== TASK DESCRIPTION ==
Set the following entries down again exactly, line by line.

== RECORD SET ==
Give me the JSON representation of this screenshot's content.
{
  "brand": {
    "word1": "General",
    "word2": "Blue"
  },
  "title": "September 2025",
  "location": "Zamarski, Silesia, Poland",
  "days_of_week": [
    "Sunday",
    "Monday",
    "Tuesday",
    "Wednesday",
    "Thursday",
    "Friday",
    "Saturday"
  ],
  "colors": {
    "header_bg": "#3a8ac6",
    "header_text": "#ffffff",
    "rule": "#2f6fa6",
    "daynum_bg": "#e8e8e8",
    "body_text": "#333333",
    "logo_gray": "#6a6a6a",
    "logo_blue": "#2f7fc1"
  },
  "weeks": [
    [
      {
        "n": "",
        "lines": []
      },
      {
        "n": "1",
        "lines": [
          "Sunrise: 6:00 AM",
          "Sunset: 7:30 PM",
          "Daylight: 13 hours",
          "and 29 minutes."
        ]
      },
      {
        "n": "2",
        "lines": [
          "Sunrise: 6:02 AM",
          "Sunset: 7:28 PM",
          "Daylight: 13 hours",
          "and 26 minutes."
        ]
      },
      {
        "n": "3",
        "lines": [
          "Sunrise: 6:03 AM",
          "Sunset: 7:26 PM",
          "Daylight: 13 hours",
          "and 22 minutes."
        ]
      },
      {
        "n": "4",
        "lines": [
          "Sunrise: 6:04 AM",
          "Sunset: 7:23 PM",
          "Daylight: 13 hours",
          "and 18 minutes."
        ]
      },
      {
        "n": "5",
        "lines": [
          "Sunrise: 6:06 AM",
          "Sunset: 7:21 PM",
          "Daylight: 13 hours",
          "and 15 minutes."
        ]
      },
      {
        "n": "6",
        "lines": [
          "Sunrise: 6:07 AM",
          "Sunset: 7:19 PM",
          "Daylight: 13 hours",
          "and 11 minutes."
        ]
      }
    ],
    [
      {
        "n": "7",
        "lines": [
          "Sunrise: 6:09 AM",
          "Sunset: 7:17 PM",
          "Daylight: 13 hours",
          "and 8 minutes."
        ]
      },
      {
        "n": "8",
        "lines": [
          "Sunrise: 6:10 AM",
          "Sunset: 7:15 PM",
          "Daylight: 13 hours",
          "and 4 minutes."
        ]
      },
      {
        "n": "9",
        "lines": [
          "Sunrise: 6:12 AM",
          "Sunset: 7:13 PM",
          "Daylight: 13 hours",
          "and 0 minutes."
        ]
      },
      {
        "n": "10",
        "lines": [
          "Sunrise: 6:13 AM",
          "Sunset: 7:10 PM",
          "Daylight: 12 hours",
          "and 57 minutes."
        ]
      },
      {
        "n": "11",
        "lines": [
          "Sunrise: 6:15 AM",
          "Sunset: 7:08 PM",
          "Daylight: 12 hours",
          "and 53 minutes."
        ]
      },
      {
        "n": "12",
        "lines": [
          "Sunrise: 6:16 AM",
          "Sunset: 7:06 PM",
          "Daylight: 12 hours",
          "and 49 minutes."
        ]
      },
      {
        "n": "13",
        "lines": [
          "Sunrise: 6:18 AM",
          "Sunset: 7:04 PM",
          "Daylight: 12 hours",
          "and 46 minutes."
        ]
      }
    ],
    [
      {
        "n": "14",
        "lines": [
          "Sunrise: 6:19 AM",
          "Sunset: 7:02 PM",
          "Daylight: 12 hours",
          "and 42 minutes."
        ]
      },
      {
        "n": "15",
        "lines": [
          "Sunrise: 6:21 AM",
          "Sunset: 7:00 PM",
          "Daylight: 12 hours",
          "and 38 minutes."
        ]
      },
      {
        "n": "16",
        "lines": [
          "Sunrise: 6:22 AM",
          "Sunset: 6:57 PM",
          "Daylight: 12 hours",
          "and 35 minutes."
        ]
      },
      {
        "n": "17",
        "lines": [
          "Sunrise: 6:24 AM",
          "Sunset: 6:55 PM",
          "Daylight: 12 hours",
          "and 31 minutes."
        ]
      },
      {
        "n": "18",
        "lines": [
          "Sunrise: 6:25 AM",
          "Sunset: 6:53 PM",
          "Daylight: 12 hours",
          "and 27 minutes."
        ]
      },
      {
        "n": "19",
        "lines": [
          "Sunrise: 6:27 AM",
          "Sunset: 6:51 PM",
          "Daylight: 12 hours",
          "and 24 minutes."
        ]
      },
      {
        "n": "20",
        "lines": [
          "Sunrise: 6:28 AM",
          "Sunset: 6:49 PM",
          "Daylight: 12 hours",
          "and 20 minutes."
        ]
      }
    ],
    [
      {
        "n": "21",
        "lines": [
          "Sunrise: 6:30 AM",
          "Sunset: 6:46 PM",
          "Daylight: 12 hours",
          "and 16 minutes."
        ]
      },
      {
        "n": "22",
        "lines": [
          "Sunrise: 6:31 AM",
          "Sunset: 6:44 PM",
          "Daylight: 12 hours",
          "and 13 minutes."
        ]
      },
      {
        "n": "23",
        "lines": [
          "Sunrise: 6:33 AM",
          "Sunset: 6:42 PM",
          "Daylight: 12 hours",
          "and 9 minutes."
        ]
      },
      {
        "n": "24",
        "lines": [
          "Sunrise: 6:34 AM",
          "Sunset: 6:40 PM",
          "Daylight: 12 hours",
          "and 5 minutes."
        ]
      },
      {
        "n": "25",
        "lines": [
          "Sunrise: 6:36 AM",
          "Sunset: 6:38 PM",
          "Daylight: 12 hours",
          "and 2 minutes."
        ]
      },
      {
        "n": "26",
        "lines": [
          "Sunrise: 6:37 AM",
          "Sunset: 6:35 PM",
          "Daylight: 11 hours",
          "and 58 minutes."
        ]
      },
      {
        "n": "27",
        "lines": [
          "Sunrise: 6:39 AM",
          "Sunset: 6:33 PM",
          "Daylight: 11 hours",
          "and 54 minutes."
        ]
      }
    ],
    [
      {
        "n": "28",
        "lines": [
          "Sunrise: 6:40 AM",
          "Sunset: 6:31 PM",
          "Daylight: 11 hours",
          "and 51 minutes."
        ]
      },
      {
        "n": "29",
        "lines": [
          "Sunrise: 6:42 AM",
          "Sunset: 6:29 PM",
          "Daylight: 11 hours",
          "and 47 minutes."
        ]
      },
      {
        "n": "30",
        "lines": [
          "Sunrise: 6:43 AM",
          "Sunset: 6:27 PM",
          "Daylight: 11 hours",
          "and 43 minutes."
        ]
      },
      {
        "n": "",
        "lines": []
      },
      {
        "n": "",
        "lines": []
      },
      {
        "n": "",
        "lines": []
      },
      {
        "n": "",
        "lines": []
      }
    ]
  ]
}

== COMPLETE OUTPUT ==
Give me the JSON representation of this screenshot's content.
{
  "brand": {
    "word1": "General",
    "word2": "Blue"
  },
  "title": "September 2025",
  "location": "Zamarski, Silesia, Poland",
  "days_of_week": [
    "Sunday",
    "Monday",
    "Tuesday",
    "Wednesday",
    "Thursday",
    "Friday",
    "Saturday"
  ],
  "colors": {
    "header_bg": "#3a8ac6",
    "header_text": "#ffffff",
    "rule": "#2f6fa6",
    "daynum_bg": "#e8e8e8",
    "body_text": "#333333",
    "logo_gray": "#6a6a6a",
    "logo_blue": "#2f7fc1"
  },
  "weeks": [
    [
      {
        "n": "",
        "lines": []
      },
      {
        "n": "1",
        "lines": [
          "Sunrise: 6:00 AM",
          "Sunset: 7:30 PM",
          "Daylight: 13 hours",
          "and 29 minutes."
        ]
      },
      {
        "n": "2",
        "lines": [
          "Sunrise: 6:02 AM",
          "Sunset: 7:28 PM",
          "Daylight: 13 hours",
          "and 26 minutes."
        ]
      },
      {
        "n": "3",
        "lines": [
          "Sunrise: 6:03 AM",
          "Sunset: 7:26 PM",
          "Daylight: 13 hours",
          "and 22 minutes."
        ]
      },
      {
        "n": "4",
        "lines": [
          "Sunrise: 6:04 AM",
          "Sunset: 7:23 PM",
          "Daylight: 13 hours",
          "and 18 minutes."
        ]
      },
      {
        "n": "5",
        "lines": [
          "Sunrise: 6:06 AM",
          "Sunset: 7:21 PM",
          "Daylight: 13 hours",
          "and 15 minutes."
        ]
      },
      {
        "n": "6",
        "lines": [
          "Sunrise: 6:07 AM",
          "Sunset: 7:19 PM",
          "Daylight: 13 hours",
          "and 11 minutes."
        ]
      }
    ],
    [
      {
        "n": "7",
        "lines": [
          "Sunrise: 6:09 AM",
          "Sunset: 7:17 PM",
          "Daylight: 13 hours",
          "and 8 minutes."
        ]
      },
      {
        "n": "8",
        "lines": [
          "Sunrise: 6:10 AM",
          "Sunset: 7:15 PM",
          "Daylight: 13 hours",
          "and 4 minutes."
        ]
      },
      {
        "n": "9",
        "lines": [
          "Sunrise: 6:12 AM",
          "Sunset: 7:13 PM",
          "Daylight: 13 hours",
          "and 0 minutes."
        ]
      },
      {
        "n": "10",
        "lines": [
          "Sunrise: 6:13 AM",
          "Sunset: 7:10 PM",
          "Daylight: 12 hours",
          "and 57 minutes."
        ]
      },
      {
        "n": "11",
        "lines": [
          "Sunrise: 6:15 AM",
          "Sunset: 7:08 PM",
          "Daylight: 12 hours",
          "and 53 minutes."
        ]
      },
      {
        "n": "12",
        "lines": [
          "Sunrise: 6:16 AM",
          "Sunset: 7:06 PM",
          "Daylight: 12 hours",
          "and 49 minutes."
        ]
      },
      {
        "n": "13",
        "lines": [
          "Sunrise: 6:18 AM",
          "Sunset: 7:04 PM",
          "Daylight: 12 hours",
          "and 46 minutes."
        ]
      }
    ],
    [
      {
        "n": "14",
        "lines": [
          "Sunrise: 6:19 AM",
          "Sunset: 7:02 PM",
          "Daylight: 12 hours",
          "and 42 minutes."
        ]
      },
      {
        "n": "15",
        "lines": [
          "Sunrise: 6:21 AM",
          "Sunset: 7:00 PM",
          "Daylight: 12 hours",
          "and 38 minutes."
        ]
      },
      {
        "n": "16",
        "lines": [
          "Sunrise: 6:22 AM",
          "Sunset: 6:57 PM",
          "Daylight: 12 hours",
          "and 35 minutes."
        ]
      },
      {
        "n": "17",
        "lines": [
          "Sunrise: 6:24 AM",
          "Sunset: 6:55 PM",
          "Daylight: 12 hours",
          "and 31 minutes."
        ]
      },
      {
        "n": "18",
        "lines": [
          "Sunrise: 6:25 AM",
          "Sunset: 6:53 PM",
          "Daylight: 12 hours",
          "and 27 minutes."
        ]
      },
      {
        "n": "19",
        "lines": [
          "Sunrise: 6:27 AM",
          "Sunset: 6:51 PM",
          "Daylight: 12 hours",
          "and 24 minutes."
        ]
      },
      {
        "n": "20",
        "lines": [
          "Sunrise: 6:28 AM",
          "Sunset: 6:49 PM",
          "Daylight: 12 hours",
          "and 20 minutes."
        ]
      }
    ],
    [
      {
        "n": "21",
        "lines": [
          "Sunrise: 6:30 AM",
          "Sunset: 6:46 PM",
          "Daylight: 12 hours",
          "and 16 minutes."
        ]
      },
      {
        "n": "22",
        "lines": [
          "Sunrise: 6:31 AM",
          "Sunset: 6:44 PM",
          "Daylight: 12 hours",
          "and 13 minutes."
        ]
      },
      {
        "n": "23",
        "lines": [
          "Sunrise: 6:33 AM",
          "Sunset: 6:42 PM",
          "Daylight: 12 hours",
          "and 9 minutes."
        ]
      },
      {
        "n": "24",
        "lines": [
          "Sunrise: 6:34 AM",
          "Sunset: 6:40 PM",
          "Daylight: 12 hours",
          "and 5 minutes."
        ]
      },
      {
        "n": "25",
        "lines": [
          "Sunrise: 6:36 AM",
          "Sunset: 6:38 PM",
          "Daylight: 12 hours",
          "and 2 minutes."
        ]
      },
      {
        "n": "26",
        "lines": [
          "Sunrise: 6:37 AM",
          "Sunset: 6:35 PM",
          "Daylight: 11 hours",
          "and 58 minutes."
        ]
      },
      {
        "n": "27",
        "lines": [
          "Sunrise: 6:39 AM",
          "Sunset: 6:33 PM",
          "Daylight: 11 hours",
          "and 54 minutes."
        ]
      }
    ],
    [
      {
        "n": "28",
        "lines": [
          "Sunrise: 6:40 AM",
          "Sunset: 6:31 PM",
          "Daylight: 11 hours",
          "and 51 minutes."
        ]
      },
      {
        "n": "29",
        "lines": [
          "Sunrise: 6:42 AM",
          "Sunset: 6:29 PM",
          "Daylight: 11 hours",
          "and 47 minutes."
        ]
      },
      {
        "n": "30",
        "lines": [
          "Sunrise: 6:43 AM",
          "Sunset: 6:27 PM",
          "Daylight: 11 hours",
          "and 43 minutes."
        ]
      },
      {
        "n": "",
        "lines": []
      },
      {
        "n": "",
        "lines": []
      },
      {
        "n": "",
        "lines": []
      },
      {
        "n": "",
        "lines": []
      }
    ]
  ]
}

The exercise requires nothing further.